TASK INSTRUCTIONS -
Answer with one number: how many lines have "color".
━━━━━ EXERCISE INPUTS
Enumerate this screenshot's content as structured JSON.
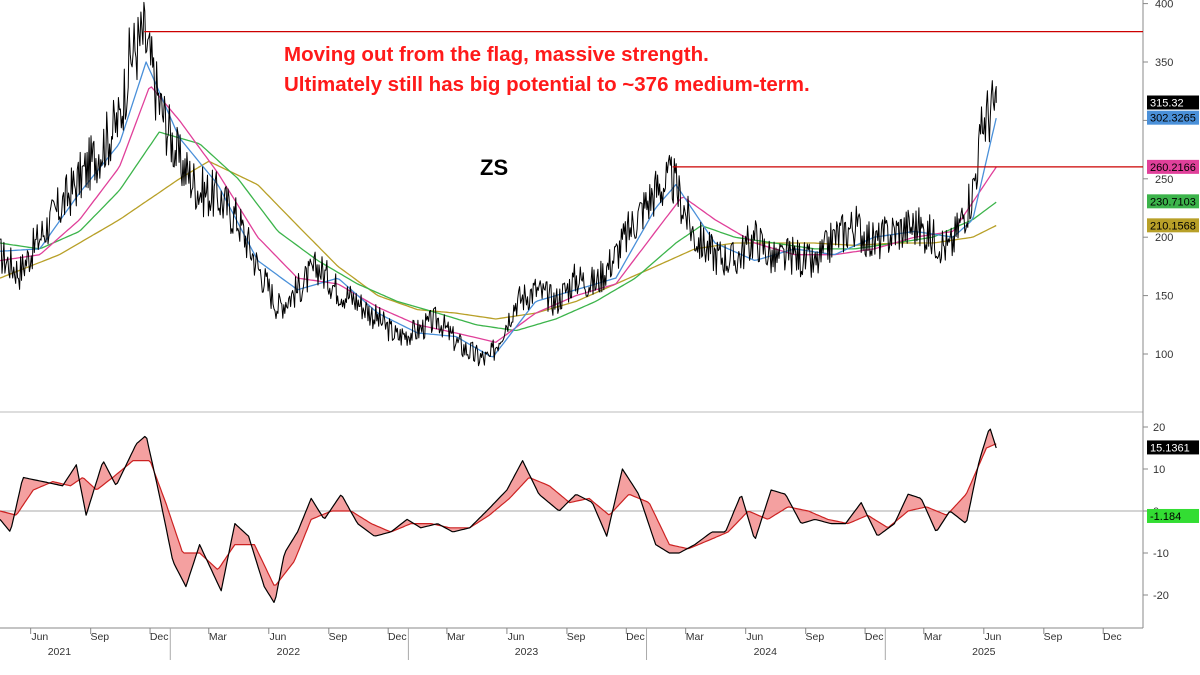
{
  "annotation": {
    "line1": "Moving out from the flag, massive strength.",
    "line2": "Ultimately still has big potential to ~376 medium-term."
  },
  "ticker": "ZS",
  "chart_data": [
    {
      "type": "line",
      "panel": "price",
      "title": "ZS",
      "y_axis_side": "right",
      "ylim": [
        60,
        400
      ],
      "y_ticks": [
        100,
        150,
        200,
        250,
        300,
        350,
        400
      ],
      "x_months": [
        "Jun",
        "Sep",
        "Dec",
        "Mar",
        "Jun",
        "Sep",
        "Dec",
        "Mar",
        "Jun",
        "Sep",
        "Dec",
        "Mar",
        "Jun",
        "Sep",
        "Dec",
        "Mar",
        "Jun",
        "Sep",
        "Dec"
      ],
      "x_years": [
        "2021",
        "2022",
        "2023",
        "2024",
        "2025"
      ],
      "xlim": [
        "2021-04-15",
        "2026-01-31"
      ],
      "series": [
        {
          "color": "#000000",
          "x": [
            "2021-04-15",
            "2021-05-15",
            "2021-06-15",
            "2021-07-15",
            "2021-08-15",
            "2021-09-15",
            "2021-10-15",
            "2021-11-01",
            "2021-11-22",
            "2021-12-15",
            "2022-01-15",
            "2022-02-15",
            "2022-03-15",
            "2022-04-15",
            "2022-05-15",
            "2022-06-15",
            "2022-07-15",
            "2022-08-15",
            "2022-09-15",
            "2022-10-15",
            "2022-11-15",
            "2022-12-15",
            "2023-01-15",
            "2023-02-15",
            "2023-03-15",
            "2023-04-15",
            "2023-05-05",
            "2023-06-15",
            "2023-07-15",
            "2023-08-15",
            "2023-09-15",
            "2023-10-15",
            "2023-11-15",
            "2023-12-15",
            "2024-01-15",
            "2024-02-10",
            "2024-03-15",
            "2024-04-15",
            "2024-05-15",
            "2024-06-15",
            "2024-07-15",
            "2024-08-15",
            "2024-09-15",
            "2024-10-15",
            "2024-11-15",
            "2024-12-15",
            "2025-01-15",
            "2025-02-15",
            "2025-03-15",
            "2025-04-10",
            "2025-05-15",
            "2025-06-01",
            "2025-06-20"
          ],
          "values": [
            185,
            170,
            200,
            225,
            250,
            275,
            300,
            355,
            373,
            315,
            265,
            240,
            235,
            215,
            175,
            140,
            155,
            175,
            155,
            145,
            130,
            115,
            120,
            130,
            110,
            98,
            95,
            145,
            155,
            145,
            165,
            160,
            185,
            215,
            240,
            250,
            200,
            185,
            180,
            200,
            180,
            185,
            175,
            200,
            210,
            195,
            205,
            210,
            200,
            190,
            240,
            300,
            315
          ]
        },
        {
          "color": "#4a90d9",
          "x": [
            "2021-04-15",
            "2021-06-15",
            "2021-08-15",
            "2021-10-15",
            "2021-11-25",
            "2022-01-15",
            "2022-03-15",
            "2022-05-15",
            "2022-07-15",
            "2022-09-15",
            "2022-11-15",
            "2023-01-15",
            "2023-03-15",
            "2023-05-10",
            "2023-07-15",
            "2023-09-15",
            "2023-11-15",
            "2024-01-15",
            "2024-02-15",
            "2024-04-15",
            "2024-06-15",
            "2024-08-15",
            "2024-10-15",
            "2024-12-15",
            "2025-02-15",
            "2025-04-15",
            "2025-05-15",
            "2025-06-20"
          ],
          "values": [
            188,
            190,
            238,
            280,
            350,
            285,
            245,
            180,
            155,
            165,
            135,
            118,
            115,
            97,
            145,
            155,
            165,
            225,
            245,
            195,
            180,
            190,
            185,
            200,
            205,
            200,
            215,
            302
          ]
        },
        {
          "color": "#e0409a",
          "x": [
            "2021-04-15",
            "2021-06-15",
            "2021-08-15",
            "2021-10-15",
            "2021-12-01",
            "2022-01-15",
            "2022-03-15",
            "2022-05-15",
            "2022-07-15",
            "2022-09-15",
            "2022-11-15",
            "2023-01-15",
            "2023-03-15",
            "2023-05-15",
            "2023-07-15",
            "2023-09-15",
            "2023-11-15",
            "2024-01-15",
            "2024-02-25",
            "2024-04-15",
            "2024-06-15",
            "2024-08-15",
            "2024-10-15",
            "2024-12-15",
            "2025-02-15",
            "2025-04-15",
            "2025-06-20"
          ],
          "values": [
            180,
            185,
            215,
            260,
            330,
            300,
            255,
            200,
            165,
            160,
            140,
            125,
            118,
            110,
            135,
            150,
            160,
            205,
            235,
            215,
            195,
            185,
            185,
            190,
            200,
            205,
            260
          ]
        },
        {
          "color": "#3cb44b",
          "x": [
            "2021-04-15",
            "2021-06-15",
            "2021-08-15",
            "2021-10-15",
            "2021-12-15",
            "2022-02-15",
            "2022-04-15",
            "2022-06-15",
            "2022-08-15",
            "2022-10-15",
            "2022-12-15",
            "2023-02-15",
            "2023-04-15",
            "2023-06-15",
            "2023-08-15",
            "2023-10-15",
            "2023-12-15",
            "2024-02-15",
            "2024-03-25",
            "2024-05-15",
            "2024-07-15",
            "2024-09-15",
            "2024-11-15",
            "2025-01-15",
            "2025-03-15",
            "2025-05-15",
            "2025-06-20"
          ],
          "values": [
            195,
            190,
            205,
            240,
            290,
            280,
            250,
            205,
            180,
            160,
            145,
            135,
            125,
            120,
            130,
            145,
            165,
            195,
            210,
            200,
            195,
            190,
            190,
            195,
            200,
            215,
            230
          ]
        },
        {
          "color": "#b8a028",
          "x": [
            "2021-04-15",
            "2021-07-15",
            "2021-10-15",
            "2022-01-15",
            "2022-03-01",
            "2022-05-15",
            "2022-07-15",
            "2022-09-15",
            "2022-11-15",
            "2023-01-15",
            "2023-03-15",
            "2023-05-15",
            "2023-07-15",
            "2023-09-15",
            "2023-11-15",
            "2024-01-15",
            "2024-03-15",
            "2024-05-15",
            "2024-07-15",
            "2024-09-15",
            "2024-11-15",
            "2025-01-15",
            "2025-03-15",
            "2025-05-15",
            "2025-06-20"
          ],
          "values": [
            165,
            185,
            215,
            250,
            265,
            245,
            210,
            175,
            150,
            138,
            135,
            130,
            135,
            145,
            160,
            175,
            190,
            195,
            195,
            195,
            193,
            195,
            195,
            200,
            210
          ]
        }
      ],
      "hlines": [
        {
          "value": 376,
          "from": "2021-11-22",
          "color": "#cc0000"
        },
        {
          "value": 260.2,
          "from": "2024-02-10",
          "color": "#cc0000"
        }
      ],
      "value_labels": [
        {
          "text": "315.32",
          "value": 315.32,
          "bg": "#000000",
          "fg": "#ffffff"
        },
        {
          "text": "302.3265",
          "value": 302.3265,
          "bg": "#4a90d9",
          "fg": "#000000"
        },
        {
          "text": "260.2166",
          "value": 260.2166,
          "bg": "#e0409a",
          "fg": "#000000"
        },
        {
          "text": "230.7103",
          "value": 230.7103,
          "bg": "#3cb44b",
          "fg": "#000000"
        },
        {
          "text": "210.1568",
          "value": 210.1568,
          "bg": "#b8a028",
          "fg": "#000000"
        }
      ]
    },
    {
      "type": "line",
      "panel": "oscillator",
      "y_axis_side": "right",
      "ylim": [
        -27,
        23
      ],
      "y_ticks": [
        -20,
        -10,
        0,
        10,
        20
      ],
      "zero_line": 0,
      "fill_between": {
        "color": "#f08080"
      },
      "series": [
        {
          "color": "#000000",
          "x": [
            "2021-04-15",
            "2021-05-01",
            "2021-05-20",
            "2021-06-20",
            "2021-07-20",
            "2021-08-10",
            "2021-08-25",
            "2021-09-20",
            "2021-10-10",
            "2021-11-10",
            "2021-11-25",
            "2021-12-15",
            "2022-01-05",
            "2022-01-25",
            "2022-02-15",
            "2022-03-05",
            "2022-03-20",
            "2022-04-10",
            "2022-05-01",
            "2022-05-25",
            "2022-06-10",
            "2022-06-25",
            "2022-07-15",
            "2022-08-05",
            "2022-08-25",
            "2022-09-20",
            "2022-10-15",
            "2022-11-10",
            "2022-12-05",
            "2022-12-30",
            "2023-01-20",
            "2023-02-15",
            "2023-03-10",
            "2023-04-05",
            "2023-05-01",
            "2023-06-01",
            "2023-06-25",
            "2023-07-20",
            "2023-08-20",
            "2023-09-15",
            "2023-10-10",
            "2023-11-01",
            "2023-11-25",
            "2023-12-20",
            "2024-01-15",
            "2024-02-05",
            "2024-02-20",
            "2024-03-15",
            "2024-04-10",
            "2024-05-01",
            "2024-05-25",
            "2024-06-15",
            "2024-07-10",
            "2024-08-01",
            "2024-08-25",
            "2024-09-15",
            "2024-10-10",
            "2024-11-01",
            "2024-11-25",
            "2024-12-20",
            "2025-01-15",
            "2025-02-05",
            "2025-02-25",
            "2025-03-20",
            "2025-04-10",
            "2025-05-05",
            "2025-05-25",
            "2025-06-10",
            "2025-06-20"
          ],
          "values": [
            -2,
            -5,
            8,
            7,
            6,
            11,
            -1,
            12,
            6,
            16,
            18,
            4,
            -12,
            -18,
            -8,
            -14,
            -19,
            -3,
            -6,
            -18,
            -22,
            -10,
            -5,
            3,
            -2,
            4,
            -3,
            -6,
            -5,
            -2,
            -4,
            -3,
            -5,
            -4,
            0,
            5,
            12,
            4,
            0,
            4,
            2,
            -6,
            10,
            4,
            -8,
            -10,
            -10,
            -8,
            -5,
            -5,
            4,
            -7,
            5,
            4,
            -3,
            -2,
            -3,
            -3,
            2,
            -6,
            -3,
            4,
            3,
            -5,
            0,
            -3,
            12,
            20,
            15
          ]
        },
        {
          "color": "#cc2222",
          "x": [
            "2021-04-15",
            "2021-05-10",
            "2021-06-05",
            "2021-07-05",
            "2021-08-01",
            "2021-08-20",
            "2021-09-10",
            "2021-10-05",
            "2021-11-05",
            "2021-12-01",
            "2021-12-25",
            "2022-01-20",
            "2022-02-15",
            "2022-03-15",
            "2022-04-10",
            "2022-05-10",
            "2022-06-10",
            "2022-07-10",
            "2022-08-05",
            "2022-09-05",
            "2022-10-05",
            "2022-11-05",
            "2022-12-05",
            "2023-01-05",
            "2023-02-05",
            "2023-03-05",
            "2023-04-05",
            "2023-05-05",
            "2023-06-05",
            "2023-07-05",
            "2023-08-05",
            "2023-09-05",
            "2023-10-05",
            "2023-11-05",
            "2023-12-05",
            "2024-01-05",
            "2024-02-05",
            "2024-03-05",
            "2024-04-05",
            "2024-05-05",
            "2024-06-05",
            "2024-07-05",
            "2024-08-05",
            "2024-09-05",
            "2024-10-05",
            "2024-11-05",
            "2024-12-05",
            "2025-01-05",
            "2025-02-05",
            "2025-03-05",
            "2025-04-05",
            "2025-05-05",
            "2025-06-05",
            "2025-06-20"
          ],
          "values": [
            0,
            -1,
            5,
            7,
            6,
            8,
            5,
            8,
            12,
            12,
            2,
            -10,
            -10,
            -14,
            -8,
            -8,
            -18,
            -12,
            -2,
            0,
            0,
            -3,
            -5,
            -3,
            -3,
            -4,
            -4,
            -1,
            3,
            8,
            6,
            2,
            3,
            -1,
            4,
            2,
            -8,
            -9,
            -7,
            -5,
            0,
            -2,
            1,
            0,
            -2,
            -3,
            -1,
            -4,
            0,
            1,
            -1,
            4,
            15,
            16
          ]
        }
      ],
      "value_labels": [
        {
          "text": "15.1361",
          "value": 15.1361,
          "bg": "#000000",
          "fg": "#ffffff"
        },
        {
          "text": "-1.184",
          "value": -1.184,
          "bg": "#33dd33",
          "fg": "#000000"
        }
      ]
    }
  ]
}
━━━━━━━━━━
ANSWER TO THIS EXERCISE -
10